(Stored data)
━━━━━━━━

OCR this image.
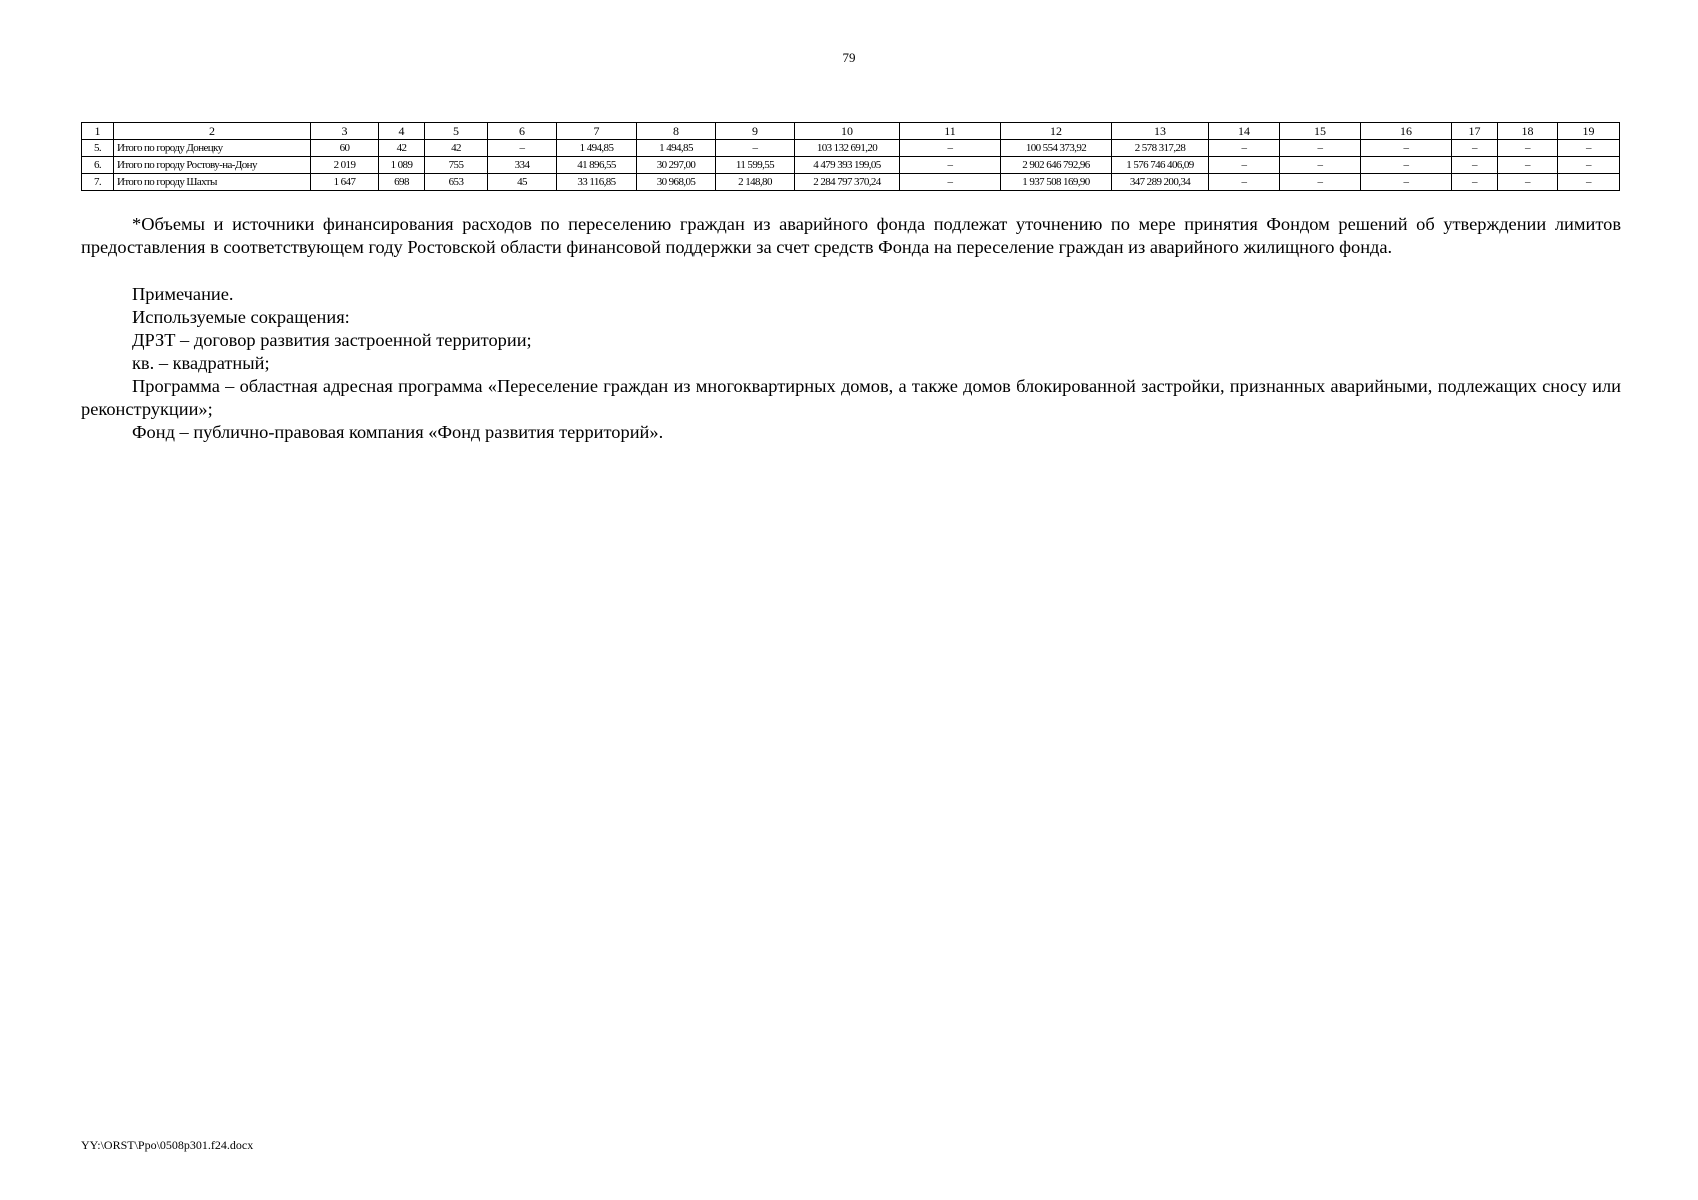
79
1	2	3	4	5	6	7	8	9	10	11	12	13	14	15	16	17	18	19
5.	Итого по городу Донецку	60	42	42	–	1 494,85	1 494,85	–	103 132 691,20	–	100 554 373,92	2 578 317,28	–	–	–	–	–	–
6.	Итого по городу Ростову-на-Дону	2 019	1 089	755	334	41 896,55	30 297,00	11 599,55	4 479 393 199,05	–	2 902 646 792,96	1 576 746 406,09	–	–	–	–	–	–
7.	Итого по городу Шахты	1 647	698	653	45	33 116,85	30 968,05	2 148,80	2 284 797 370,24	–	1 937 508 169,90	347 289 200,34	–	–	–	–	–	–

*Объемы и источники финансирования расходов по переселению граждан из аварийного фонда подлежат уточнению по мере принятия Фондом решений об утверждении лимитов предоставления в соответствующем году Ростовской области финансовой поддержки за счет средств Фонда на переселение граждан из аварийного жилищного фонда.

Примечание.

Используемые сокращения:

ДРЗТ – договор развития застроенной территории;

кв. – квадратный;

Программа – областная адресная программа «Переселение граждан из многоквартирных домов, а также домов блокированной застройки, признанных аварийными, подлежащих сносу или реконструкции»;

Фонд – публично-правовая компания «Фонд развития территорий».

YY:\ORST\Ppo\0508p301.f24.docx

━━━━━━━━

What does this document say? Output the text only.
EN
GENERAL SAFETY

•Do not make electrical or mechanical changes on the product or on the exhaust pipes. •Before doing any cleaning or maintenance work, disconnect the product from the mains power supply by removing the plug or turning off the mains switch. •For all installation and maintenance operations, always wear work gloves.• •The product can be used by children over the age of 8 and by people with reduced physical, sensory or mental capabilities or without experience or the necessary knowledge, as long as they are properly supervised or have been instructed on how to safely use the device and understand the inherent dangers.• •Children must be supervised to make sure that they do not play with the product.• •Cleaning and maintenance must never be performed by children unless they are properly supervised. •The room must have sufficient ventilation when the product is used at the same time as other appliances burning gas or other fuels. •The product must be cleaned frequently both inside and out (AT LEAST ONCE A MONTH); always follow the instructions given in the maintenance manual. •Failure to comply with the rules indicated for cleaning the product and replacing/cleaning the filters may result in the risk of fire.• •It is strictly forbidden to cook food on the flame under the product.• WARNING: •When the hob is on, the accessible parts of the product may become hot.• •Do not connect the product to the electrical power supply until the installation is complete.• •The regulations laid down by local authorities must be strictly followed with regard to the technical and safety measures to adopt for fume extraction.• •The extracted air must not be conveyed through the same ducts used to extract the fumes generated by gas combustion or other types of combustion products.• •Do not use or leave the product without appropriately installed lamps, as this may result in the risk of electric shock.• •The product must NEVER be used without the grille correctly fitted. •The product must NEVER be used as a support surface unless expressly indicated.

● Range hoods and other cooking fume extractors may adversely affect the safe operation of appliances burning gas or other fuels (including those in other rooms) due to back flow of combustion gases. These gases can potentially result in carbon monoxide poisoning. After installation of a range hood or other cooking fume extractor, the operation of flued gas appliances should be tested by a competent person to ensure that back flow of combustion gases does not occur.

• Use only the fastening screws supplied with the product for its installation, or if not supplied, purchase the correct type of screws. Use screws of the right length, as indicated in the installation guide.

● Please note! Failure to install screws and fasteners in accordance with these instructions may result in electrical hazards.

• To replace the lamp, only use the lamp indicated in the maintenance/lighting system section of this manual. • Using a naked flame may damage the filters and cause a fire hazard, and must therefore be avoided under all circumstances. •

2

━━━━━━━━

Whenever "развития" turns up in a line, pick that line out.

FINISHED EXERCISE:
ДРЗТ – договор развития застроенной территории;
Фонд – публично-правовая компания «Фонд развития территорий».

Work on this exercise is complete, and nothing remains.